§ **Documento**:
----

Beber uma cerveja num jardim ou jantar com mais de dez pessoas passará a ser proibido a partir da próxima terça-feira, semana em que arranca também o novo ano lectivo, com o regresso das aulas presenciais. As alterações foram anunciadas pelo primeiro-ministro, que voltou a ser a cara das novidades acordadas pelos ministros no Palácio da Ajuda no momento em que o país dá um passo atrás no desconfinamento. Os sindicatos aproveitam para recordar a luta pelas 35 horas semanais.

A chegada de novas restrições a partir de 15 de Setembro já tinha sido anunciada no final de Agosto pela ministra de Estado e da Presidência, Mariana Vieira da Silva, que à data justificou que a “mudança de rotinas”, a “chegada do Outono” e “o contexto internacional” obrigavam a uma acção preventiva por parte do executivo de António Costa.

O pacote de medidas anunciado no final do Conselho de Ministros traz regras mais apertadas para as áreas metropolitanas de Lisboa e do Porto que, pela sua densidade populacional, representam um maior risco de contágio. A prioridade do Governo será reduzir os aglomerados no trabalho e nos transportes públicos, pelo que além do prolongamento das regras do teletrabalho já em vigor, as empresas localizadas em Lisboa e no Porto serão obrigadas a adoptar medidas mais apertadas, com os trabalhadores distribuídos rotativamente entre o regime de teletrabalho e o trabalho prestado no local de trabalho habitual, e garantido o desfasamento de horários, não só na entrada e saída, mas também nas pausas e horários de refeições.

----

§ **Entradas fornecidas**:
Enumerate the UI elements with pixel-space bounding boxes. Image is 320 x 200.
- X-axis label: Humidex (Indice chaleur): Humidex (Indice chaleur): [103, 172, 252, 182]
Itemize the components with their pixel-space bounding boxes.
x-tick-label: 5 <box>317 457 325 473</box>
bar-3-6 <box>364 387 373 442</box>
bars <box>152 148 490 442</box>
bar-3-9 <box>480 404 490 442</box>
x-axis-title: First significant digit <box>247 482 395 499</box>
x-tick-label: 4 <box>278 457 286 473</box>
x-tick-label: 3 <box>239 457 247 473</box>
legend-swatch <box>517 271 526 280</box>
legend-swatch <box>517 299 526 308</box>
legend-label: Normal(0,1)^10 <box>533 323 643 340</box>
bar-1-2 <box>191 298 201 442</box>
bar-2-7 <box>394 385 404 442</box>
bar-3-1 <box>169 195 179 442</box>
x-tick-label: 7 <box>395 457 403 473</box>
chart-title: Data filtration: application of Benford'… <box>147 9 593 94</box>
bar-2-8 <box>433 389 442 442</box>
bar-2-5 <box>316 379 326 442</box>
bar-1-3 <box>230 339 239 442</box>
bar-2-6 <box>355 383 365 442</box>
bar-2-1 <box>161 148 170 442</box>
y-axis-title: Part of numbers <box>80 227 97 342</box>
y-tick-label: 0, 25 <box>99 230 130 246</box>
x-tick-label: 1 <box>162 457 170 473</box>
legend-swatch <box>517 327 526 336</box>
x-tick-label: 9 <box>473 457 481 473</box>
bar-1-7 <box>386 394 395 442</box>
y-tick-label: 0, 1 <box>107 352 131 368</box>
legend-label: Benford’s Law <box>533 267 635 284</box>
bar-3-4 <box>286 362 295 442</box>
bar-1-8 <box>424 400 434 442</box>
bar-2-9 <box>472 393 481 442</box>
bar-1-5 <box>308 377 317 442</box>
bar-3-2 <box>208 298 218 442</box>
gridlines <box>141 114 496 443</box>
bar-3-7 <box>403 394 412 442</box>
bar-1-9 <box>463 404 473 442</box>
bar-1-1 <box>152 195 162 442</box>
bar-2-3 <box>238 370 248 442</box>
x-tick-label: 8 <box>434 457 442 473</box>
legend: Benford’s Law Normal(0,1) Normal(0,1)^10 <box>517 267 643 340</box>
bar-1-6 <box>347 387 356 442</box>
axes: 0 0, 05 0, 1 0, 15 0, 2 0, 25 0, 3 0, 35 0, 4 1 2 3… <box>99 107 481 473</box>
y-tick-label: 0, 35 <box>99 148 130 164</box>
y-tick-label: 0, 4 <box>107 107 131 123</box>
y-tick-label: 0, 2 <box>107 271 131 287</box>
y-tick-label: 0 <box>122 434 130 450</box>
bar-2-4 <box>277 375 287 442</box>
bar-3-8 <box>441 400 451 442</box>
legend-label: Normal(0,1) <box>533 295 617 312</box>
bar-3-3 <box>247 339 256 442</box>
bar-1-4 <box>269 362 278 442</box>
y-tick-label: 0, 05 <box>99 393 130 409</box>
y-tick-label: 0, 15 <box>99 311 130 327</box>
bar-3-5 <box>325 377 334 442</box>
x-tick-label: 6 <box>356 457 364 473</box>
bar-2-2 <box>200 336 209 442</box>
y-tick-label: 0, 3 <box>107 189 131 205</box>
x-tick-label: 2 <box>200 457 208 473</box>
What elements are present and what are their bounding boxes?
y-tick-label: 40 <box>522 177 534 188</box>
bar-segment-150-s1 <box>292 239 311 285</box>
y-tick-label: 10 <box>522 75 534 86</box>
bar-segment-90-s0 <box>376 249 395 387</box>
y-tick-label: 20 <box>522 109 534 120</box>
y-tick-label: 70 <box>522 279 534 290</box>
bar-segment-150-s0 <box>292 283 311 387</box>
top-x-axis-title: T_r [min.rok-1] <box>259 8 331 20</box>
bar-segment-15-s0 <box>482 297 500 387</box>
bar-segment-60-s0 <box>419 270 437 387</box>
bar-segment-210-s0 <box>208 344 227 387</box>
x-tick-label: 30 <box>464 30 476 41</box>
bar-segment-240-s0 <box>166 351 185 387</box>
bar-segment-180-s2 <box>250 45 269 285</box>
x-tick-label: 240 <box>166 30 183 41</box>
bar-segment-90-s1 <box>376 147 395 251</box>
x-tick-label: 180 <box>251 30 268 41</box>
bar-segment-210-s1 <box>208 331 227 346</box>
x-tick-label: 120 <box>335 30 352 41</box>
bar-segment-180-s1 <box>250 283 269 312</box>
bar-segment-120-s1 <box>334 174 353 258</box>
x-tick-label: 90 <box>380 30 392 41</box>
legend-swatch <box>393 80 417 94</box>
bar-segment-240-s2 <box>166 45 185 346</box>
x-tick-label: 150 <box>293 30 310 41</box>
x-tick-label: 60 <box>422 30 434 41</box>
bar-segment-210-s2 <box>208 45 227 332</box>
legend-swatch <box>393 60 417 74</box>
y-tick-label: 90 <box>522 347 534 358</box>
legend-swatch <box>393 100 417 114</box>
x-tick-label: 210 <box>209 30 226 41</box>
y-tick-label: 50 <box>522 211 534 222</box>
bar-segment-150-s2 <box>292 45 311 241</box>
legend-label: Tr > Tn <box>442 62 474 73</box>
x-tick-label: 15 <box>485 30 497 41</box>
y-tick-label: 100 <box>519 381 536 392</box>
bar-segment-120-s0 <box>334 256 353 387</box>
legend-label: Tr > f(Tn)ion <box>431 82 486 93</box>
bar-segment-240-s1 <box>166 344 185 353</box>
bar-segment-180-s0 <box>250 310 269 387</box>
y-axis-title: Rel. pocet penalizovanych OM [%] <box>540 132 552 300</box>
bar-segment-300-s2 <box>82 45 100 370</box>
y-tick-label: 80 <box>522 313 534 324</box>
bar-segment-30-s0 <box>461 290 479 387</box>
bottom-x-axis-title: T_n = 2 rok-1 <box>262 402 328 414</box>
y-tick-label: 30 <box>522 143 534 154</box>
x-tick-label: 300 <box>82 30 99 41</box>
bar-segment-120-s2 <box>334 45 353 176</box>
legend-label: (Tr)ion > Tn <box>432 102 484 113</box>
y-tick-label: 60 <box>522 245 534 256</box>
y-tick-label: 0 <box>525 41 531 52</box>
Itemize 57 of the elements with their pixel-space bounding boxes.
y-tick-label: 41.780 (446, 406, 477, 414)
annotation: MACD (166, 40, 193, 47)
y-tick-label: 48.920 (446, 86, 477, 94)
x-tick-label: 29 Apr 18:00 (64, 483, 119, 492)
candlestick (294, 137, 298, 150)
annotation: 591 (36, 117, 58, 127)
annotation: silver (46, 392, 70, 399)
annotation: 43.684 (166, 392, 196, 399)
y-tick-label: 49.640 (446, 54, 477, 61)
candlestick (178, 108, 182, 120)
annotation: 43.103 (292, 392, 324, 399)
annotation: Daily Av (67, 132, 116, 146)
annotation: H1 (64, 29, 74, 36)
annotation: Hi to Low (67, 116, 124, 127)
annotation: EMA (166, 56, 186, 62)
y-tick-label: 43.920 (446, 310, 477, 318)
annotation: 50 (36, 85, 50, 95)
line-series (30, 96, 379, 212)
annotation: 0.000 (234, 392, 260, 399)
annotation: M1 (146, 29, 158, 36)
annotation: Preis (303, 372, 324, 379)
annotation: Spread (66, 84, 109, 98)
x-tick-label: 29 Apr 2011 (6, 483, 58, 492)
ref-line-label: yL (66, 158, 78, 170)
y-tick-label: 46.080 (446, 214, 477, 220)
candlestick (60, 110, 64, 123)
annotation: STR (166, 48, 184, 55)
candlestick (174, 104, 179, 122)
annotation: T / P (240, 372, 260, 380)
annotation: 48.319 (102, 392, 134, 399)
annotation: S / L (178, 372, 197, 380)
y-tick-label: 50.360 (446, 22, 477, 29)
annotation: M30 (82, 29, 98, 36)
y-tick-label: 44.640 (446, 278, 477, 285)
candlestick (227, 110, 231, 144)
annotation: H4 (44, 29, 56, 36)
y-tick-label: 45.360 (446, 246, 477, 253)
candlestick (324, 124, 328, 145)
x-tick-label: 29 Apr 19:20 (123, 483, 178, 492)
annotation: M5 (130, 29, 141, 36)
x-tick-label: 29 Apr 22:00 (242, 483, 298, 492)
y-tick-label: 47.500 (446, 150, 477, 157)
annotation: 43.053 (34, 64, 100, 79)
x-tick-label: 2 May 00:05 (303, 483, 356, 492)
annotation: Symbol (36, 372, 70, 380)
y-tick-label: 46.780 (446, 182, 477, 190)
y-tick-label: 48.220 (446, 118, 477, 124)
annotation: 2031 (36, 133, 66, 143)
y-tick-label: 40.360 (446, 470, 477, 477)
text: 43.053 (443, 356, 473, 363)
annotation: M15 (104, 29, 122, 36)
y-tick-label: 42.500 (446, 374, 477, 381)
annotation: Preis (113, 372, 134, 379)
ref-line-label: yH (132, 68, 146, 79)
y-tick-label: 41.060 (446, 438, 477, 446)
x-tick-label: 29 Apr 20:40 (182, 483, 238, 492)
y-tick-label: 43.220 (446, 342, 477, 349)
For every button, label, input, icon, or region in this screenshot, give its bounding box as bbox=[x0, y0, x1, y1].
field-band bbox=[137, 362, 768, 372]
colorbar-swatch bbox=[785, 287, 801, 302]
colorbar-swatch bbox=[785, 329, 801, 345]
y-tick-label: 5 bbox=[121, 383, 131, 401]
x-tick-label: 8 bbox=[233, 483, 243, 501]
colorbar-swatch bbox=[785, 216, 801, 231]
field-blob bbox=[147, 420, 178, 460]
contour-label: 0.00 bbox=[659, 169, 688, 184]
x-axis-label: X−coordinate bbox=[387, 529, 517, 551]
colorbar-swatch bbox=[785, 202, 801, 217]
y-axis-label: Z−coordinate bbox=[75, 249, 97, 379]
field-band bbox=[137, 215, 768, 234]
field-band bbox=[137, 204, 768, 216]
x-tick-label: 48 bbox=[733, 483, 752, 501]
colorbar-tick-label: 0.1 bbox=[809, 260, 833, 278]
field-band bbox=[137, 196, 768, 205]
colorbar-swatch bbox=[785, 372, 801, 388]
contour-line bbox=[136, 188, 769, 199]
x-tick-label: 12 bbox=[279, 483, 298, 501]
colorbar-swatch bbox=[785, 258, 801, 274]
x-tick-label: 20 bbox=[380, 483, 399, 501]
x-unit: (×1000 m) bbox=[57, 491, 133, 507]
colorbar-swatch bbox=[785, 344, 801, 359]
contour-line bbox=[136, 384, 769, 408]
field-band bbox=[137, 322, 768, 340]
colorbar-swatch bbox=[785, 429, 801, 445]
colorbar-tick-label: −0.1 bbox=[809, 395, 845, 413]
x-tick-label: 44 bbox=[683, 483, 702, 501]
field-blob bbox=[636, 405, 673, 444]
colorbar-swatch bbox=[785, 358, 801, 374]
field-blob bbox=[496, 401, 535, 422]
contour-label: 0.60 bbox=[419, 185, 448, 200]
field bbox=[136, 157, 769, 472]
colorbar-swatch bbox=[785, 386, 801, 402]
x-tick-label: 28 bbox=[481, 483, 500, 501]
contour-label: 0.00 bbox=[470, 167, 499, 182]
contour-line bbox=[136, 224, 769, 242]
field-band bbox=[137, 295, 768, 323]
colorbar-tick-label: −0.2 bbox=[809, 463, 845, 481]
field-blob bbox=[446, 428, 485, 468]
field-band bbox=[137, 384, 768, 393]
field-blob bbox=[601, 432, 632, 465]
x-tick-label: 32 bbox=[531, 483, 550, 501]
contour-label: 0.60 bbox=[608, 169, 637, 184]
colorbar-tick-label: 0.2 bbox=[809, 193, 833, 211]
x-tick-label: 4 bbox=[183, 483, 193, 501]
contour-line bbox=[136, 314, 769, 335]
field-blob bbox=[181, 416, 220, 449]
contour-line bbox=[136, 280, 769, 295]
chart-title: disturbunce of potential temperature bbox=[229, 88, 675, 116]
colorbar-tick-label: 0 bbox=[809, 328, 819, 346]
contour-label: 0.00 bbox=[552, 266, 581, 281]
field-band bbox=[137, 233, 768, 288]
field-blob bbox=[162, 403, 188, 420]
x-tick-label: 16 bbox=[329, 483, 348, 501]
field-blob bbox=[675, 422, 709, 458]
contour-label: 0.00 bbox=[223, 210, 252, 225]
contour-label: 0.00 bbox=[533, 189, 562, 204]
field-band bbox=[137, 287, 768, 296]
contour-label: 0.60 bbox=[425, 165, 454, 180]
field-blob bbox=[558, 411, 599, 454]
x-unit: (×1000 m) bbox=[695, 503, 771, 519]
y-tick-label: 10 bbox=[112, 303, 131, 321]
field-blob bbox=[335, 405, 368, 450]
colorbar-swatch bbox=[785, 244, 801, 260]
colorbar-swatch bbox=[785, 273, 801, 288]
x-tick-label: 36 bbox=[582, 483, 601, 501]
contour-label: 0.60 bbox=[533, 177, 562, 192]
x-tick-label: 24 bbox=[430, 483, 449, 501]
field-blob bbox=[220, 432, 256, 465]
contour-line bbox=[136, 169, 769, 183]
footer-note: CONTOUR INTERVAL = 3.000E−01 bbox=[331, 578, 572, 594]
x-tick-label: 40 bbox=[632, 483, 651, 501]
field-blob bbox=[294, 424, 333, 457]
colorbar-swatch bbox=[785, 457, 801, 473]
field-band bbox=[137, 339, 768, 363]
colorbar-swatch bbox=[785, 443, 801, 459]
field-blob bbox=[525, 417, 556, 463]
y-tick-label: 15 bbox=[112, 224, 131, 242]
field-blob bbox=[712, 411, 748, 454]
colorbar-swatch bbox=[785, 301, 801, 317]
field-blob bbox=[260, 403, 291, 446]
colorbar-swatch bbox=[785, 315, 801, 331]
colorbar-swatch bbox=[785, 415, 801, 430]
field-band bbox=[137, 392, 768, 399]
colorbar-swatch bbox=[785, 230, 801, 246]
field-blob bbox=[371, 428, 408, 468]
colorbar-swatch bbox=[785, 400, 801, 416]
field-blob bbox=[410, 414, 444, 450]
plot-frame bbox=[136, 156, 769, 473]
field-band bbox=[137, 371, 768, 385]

----

§ **Tarefa proposta A**: Segundo o documento, quem anunciou no final de Agosto a chegada de novas restrições a partir de 15 de Setembro?
§ **Tarefa proposta B**: Transcreva do documento, sem qualquer alteração, o trecho que abre com as palavras "O pacote de" e fecha com "horários de refeições.".

§ **Resultado A**: A ministra de Estado e da Presidência, Mariana Vieira da Silva.

§ **Resultado B**:
O pacote de medidas anunciado no final do Conselho de Ministros traz regras mais apertadas para as áreas metropolitanas de Lisboa e do Porto que, pela sua densidade populacional, representam um maior risco de contágio. A prioridade do Governo será reduzir os aglomerados no trabalho e nos transportes públicos, pelo que além do prolongamento das regras do teletrabalho já em vigor, as empresas localizadas em Lisboa e no Porto serão obrigadas a adoptar medidas mais apertadas, com os trabalhadores distribuídos rotativamente entre o regime de teletrabalho e o trabalho prestado no local de trabalho habitual, e garantido o desfasamento de horários, não só na entrada e saída, mas também nas pausas e horários de refeições.